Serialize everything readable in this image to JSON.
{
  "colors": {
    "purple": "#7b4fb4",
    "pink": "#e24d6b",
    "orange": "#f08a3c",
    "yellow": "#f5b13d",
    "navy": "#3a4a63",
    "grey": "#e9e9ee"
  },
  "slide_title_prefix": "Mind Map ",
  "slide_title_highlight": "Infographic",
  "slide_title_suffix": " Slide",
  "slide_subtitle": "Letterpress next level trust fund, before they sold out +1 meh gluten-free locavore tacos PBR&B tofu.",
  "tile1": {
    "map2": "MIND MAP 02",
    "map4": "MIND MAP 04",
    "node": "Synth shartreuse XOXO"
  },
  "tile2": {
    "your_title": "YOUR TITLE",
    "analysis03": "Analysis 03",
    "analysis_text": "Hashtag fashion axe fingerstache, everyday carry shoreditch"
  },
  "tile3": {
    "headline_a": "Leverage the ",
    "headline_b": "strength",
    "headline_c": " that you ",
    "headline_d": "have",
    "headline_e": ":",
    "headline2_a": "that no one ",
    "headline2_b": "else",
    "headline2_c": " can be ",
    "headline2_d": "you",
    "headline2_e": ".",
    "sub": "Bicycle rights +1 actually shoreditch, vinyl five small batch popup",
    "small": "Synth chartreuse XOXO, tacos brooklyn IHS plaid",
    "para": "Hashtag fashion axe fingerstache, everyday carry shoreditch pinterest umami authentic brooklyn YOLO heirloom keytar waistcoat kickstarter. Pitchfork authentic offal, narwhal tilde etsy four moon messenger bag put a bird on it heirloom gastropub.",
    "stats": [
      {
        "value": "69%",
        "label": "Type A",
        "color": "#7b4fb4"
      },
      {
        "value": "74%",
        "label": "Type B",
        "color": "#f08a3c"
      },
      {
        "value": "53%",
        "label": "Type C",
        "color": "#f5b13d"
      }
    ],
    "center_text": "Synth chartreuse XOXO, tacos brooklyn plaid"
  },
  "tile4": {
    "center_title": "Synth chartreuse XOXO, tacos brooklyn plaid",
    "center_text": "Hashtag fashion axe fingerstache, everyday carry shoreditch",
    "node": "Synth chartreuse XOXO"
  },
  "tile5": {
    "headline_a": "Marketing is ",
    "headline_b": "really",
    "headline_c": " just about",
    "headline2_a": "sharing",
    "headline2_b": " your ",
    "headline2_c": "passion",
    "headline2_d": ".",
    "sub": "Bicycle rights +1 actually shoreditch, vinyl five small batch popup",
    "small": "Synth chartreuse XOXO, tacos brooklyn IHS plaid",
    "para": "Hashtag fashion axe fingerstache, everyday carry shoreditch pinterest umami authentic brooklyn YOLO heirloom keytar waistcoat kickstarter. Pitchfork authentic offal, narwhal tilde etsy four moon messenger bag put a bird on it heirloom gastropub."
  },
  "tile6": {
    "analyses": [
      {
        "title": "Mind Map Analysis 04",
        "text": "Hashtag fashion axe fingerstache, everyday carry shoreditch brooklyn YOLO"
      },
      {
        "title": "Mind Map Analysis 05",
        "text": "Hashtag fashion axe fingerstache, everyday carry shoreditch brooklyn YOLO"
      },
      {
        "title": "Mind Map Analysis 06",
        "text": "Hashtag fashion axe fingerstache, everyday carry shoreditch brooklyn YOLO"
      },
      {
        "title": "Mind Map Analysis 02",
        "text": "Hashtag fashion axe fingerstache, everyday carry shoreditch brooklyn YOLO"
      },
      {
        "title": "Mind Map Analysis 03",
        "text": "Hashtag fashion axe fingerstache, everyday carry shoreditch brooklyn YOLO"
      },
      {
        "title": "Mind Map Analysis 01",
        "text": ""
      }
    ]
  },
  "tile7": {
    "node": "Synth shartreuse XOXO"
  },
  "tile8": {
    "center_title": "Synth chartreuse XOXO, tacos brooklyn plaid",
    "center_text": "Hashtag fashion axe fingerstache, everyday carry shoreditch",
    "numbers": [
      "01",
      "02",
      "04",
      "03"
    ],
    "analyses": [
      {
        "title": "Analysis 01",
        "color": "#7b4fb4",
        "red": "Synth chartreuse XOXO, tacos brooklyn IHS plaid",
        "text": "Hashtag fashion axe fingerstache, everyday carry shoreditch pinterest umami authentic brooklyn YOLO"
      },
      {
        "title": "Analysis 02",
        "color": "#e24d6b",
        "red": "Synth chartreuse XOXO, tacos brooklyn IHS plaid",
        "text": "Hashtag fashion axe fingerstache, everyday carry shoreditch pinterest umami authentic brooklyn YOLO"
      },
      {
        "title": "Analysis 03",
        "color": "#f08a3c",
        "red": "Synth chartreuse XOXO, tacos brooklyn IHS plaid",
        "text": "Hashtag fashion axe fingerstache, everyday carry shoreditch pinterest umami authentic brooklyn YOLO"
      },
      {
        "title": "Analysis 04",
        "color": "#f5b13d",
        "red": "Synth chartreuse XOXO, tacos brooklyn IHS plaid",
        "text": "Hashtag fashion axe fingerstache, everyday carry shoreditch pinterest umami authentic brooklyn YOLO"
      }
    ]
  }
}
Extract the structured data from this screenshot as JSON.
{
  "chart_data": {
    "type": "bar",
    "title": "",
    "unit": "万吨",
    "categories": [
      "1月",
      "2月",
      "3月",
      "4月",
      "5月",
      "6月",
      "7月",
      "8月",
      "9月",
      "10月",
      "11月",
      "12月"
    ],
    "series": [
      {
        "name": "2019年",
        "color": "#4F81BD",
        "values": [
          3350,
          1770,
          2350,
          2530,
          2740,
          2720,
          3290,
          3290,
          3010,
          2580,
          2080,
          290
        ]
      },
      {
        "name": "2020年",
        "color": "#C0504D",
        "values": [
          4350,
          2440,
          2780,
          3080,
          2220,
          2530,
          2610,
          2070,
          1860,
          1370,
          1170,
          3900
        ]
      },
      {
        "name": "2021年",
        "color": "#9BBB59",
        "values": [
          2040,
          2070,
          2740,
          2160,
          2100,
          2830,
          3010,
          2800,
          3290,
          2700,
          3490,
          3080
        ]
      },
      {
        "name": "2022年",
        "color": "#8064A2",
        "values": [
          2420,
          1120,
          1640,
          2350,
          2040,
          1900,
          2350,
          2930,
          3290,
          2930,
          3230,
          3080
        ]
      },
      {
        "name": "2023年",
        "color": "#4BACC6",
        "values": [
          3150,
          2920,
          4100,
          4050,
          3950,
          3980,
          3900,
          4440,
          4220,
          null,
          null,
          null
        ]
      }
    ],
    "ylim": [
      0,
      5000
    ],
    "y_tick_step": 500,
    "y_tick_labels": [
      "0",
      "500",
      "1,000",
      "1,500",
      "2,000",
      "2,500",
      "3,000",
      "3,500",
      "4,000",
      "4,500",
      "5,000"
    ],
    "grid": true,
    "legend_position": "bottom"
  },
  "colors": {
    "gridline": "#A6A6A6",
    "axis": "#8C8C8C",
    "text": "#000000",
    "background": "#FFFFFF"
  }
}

**Exercise instructions**
Copy out all of the data exactly, leaving nothing out.

**Task solution**
Serialize everything readable in this image to JSON.
{
  "colors": {
    "purple": "#7b4fb4",
    "pink": "#e24d6b",
    "orange": "#f08a3c",
    "yellow": "#f5b13d",
    "navy": "#3a4a63",
    "grey": "#e9e9ee"
  },
  "slide_title_prefix": "Mind Map ",
  "slide_title_highlight": "Infographic",
  "slide_title_suffix": " Slide",
  "slide_subtitle": "Letterpress next level trust fund, before they sold out +1 meh gluten-free locavore tacos PBR&B tofu.",
  "tile1": {
    "map2": "MIND MAP 02",
    "map4": "MIND MAP 04",
    "node": "Synth shartreuse XOXO"
  },
  "tile2": {
    "your_title": "YOUR TITLE",
    "analysis03": "Analysis 03",
    "analysis_text": "Hashtag fashion axe fingerstache, everyday carry shoreditch"
  },
  "tile3": {
    "headline_a": "Leverage the ",
    "headline_b": "strength",
    "headline_c": " that you ",
    "headline_d": "have",
    "headline_e": ":",
    "headline2_a": "that no one ",
    "headline2_b": "else",
    "headline2_c": " can be ",
    "headline2_d": "you",
    "headline2_e": ".",
    "sub": "Bicycle rights +1 actually shoreditch, vinyl five small batch popup",
    "small": "Synth chartreuse XOXO, tacos brooklyn IHS plaid",
    "para": "Hashtag fashion axe fingerstache, everyday carry shoreditch pinterest umami authentic brooklyn YOLO heirloom keytar waistcoat kickstarter. Pitchfork authentic offal, narwhal tilde etsy four moon messenger bag put a bird on it heirloom gastropub.",
    "stats": [
      {
        "value": "69%",
        "label": "Type A",
        "color": "#7b4fb4"
      },
      {
        "value": "74%",
        "label": "Type B",
        "color": "#f08a3c"
      },
      {
        "value": "53%",
        "label": "Type C",
        "color": "#f5b13d"
      }
    ],
    "center_text": "Synth chartreuse XOXO, tacos brooklyn plaid"
  },
  "tile4": {
    "center_title": "Synth chartreuse XOXO, tacos brooklyn plaid",
    "center_text": "Hashtag fashion axe fingerstache, everyday carry shoreditch",
    "node": "Synth chartreuse XOXO"
  },
  "tile5": {
    "headline_a": "Marketing is ",
    "headline_b": "really",
    "headline_c": " just about",
    "headline2_a": "sharing",
    "headline2_b": " your ",
    "headline2_c": "passion",
    "headline2_d": ".",
    "sub": "Bicycle rights +1 actually shoreditch, vinyl five small batch popup",
    "small": "Synth chartreuse XOXO, tacos brooklyn IHS plaid",
    "para": "Hashtag fashion axe fingerstache, everyday carry shoreditch pinterest umami authentic brooklyn YOLO heirloom keytar waistcoat kickstarter. Pitchfork authentic offal, narwhal tilde etsy four moon messenger bag put a bird on it heirloom gastropub."
  },
  "tile6": {
    "analyses": [
      {
        "title": "Mind Map Analysis 04",
        "text": "Hashtag fashion axe fingerstache, everyday carry shoreditch brooklyn YOLO"
      },
      {
        "title": "Mind Map Analysis 05",
        "text": "Hashtag fashion axe fingerstache, everyday carry shoreditch brooklyn YOLO"
      },
      {
        "title": "Mind Map Analysis 06",
        "text": "Hashtag fashion axe fingerstache, everyday carry shoreditch brooklyn YOLO"
      },
      {
        "title": "Mind Map Analysis 02",
        "text": "Hashtag fashion axe fingerstache, everyday carry shoreditch brooklyn YOLO"
      },
      {
        "title": "Mind Map Analysis 03",
        "text": "Hashtag fashion axe fingerstache, everyday carry shoreditch brooklyn YOLO"
      },
      {
        "title": "Mind Map Analysis 01",
        "text": ""
      }
    ]
  },
  "tile7": {
    "node": "Synth shartreuse XOXO"
  },
  "tile8": {
    "center_title": "Synth chartreuse XOXO, tacos brooklyn plaid",
    "center_text": "Hashtag fashion axe fingerstache, everyday carry shoreditch",
    "numbers": [
      "01",
      "02",
      "04",
      "03"
    ],
    "analyses": [
      {
        "title": "Analysis 01",
        "color": "#7b4fb4",
        "red": "Synth chartreuse XOXO, tacos brooklyn IHS plaid",
        "text": "Hashtag fashion axe fingerstache, everyday carry shoreditch pinterest umami authentic brooklyn YOLO"
      },
      {
        "title": "Analysis 02",
        "color": "#e24d6b",
        "red": "Synth chartreuse XOXO, tacos brooklyn IHS plaid",
        "text": "Hashtag fashion axe fingerstache, everyday carry shoreditch pinterest umami authentic brooklyn YOLO"
      },
      {
        "title": "Analysis 03",
        "color": "#f08a3c",
        "red": "Synth chartreuse XOXO, tacos brooklyn IHS plaid",
        "text": "Hashtag fashion axe fingerstache, everyday carry shoreditch pinterest umami authentic brooklyn YOLO"
      },
      {
        "title": "Analysis 04",
        "color": "#f5b13d",
        "red": "Synth chartreuse XOXO, tacos brooklyn IHS plaid",
        "text": "Hashtag fashion axe fingerstache, everyday carry shoreditch pinterest umami authentic brooklyn YOLO"
      }
    ]
  }
}
Extract the structured data from this screenshot as JSON.
{
  "chart_data": {
    "type": "bar",
    "title": "",
    "unit": "万吨",
    "categories": [
      "1月",
      "2月",
      "3月",
      "4月",
      "5月",
      "6月",
      "7月",
      "8月",
      "9月",
      "10月",
      "11月",
      "12月"
    ],
    "series": [
      {
        "name": "2019年",
        "color": "#4F81BD",
        "values": [
          3350,
          1770,
          2350,
          2530,
          2740,
          2720,
          3290,
          3290,
          3010,
          2580,
          2080,
          290
        ]
      },
      {
        "name": "2020年",
        "color": "#C0504D",
        "values": [
          4350,
          2440,
          2780,
          3080,
          2220,
          2530,
          2610,
          2070,
          1860,
          1370,
          1170,
          3900
        ]
      },
      {
        "name": "2021年",
        "color": "#9BBB59",
        "values": [
          2040,
          2070,
          2740,
          2160,
          2100,
          2830,
          3010,
          2800,
          3290,
          2700,
          3490,
          3080
        ]
      },
      {
        "name": "2022年",
        "color": "#8064A2",
        "values": [
          2420,
          1120,
          1640,
          2350,
          2040,
          1900,
          2350,
          2930,
          3290,
          2930,
          3230,
          3080
        ]
      },
      {
        "name": "2023年",
        "color": "#4BACC6",
        "values": [
          3150,
          2920,
          4100,
          4050,
          3950,
          3980,
          3900,
          4440,
          4220,
          null,
          null,
          null
        ]
      }
    ],
    "ylim": [
      0,
      5000
    ],
    "y_tick_step": 500,
    "y_tick_labels": [
      "0",
      "500",
      "1,000",
      "1,500",
      "2,000",
      "2,500",
      "3,000",
      "3,500",
      "4,000",
      "4,500",
      "5,000"
    ],
    "grid": true,
    "legend_position": "bottom"
  },
  "colors": {
    "gridline": "#A6A6A6",
    "axis": "#8C8C8C",
    "text": "#000000",
    "background": "#FFFFFF"
  }
}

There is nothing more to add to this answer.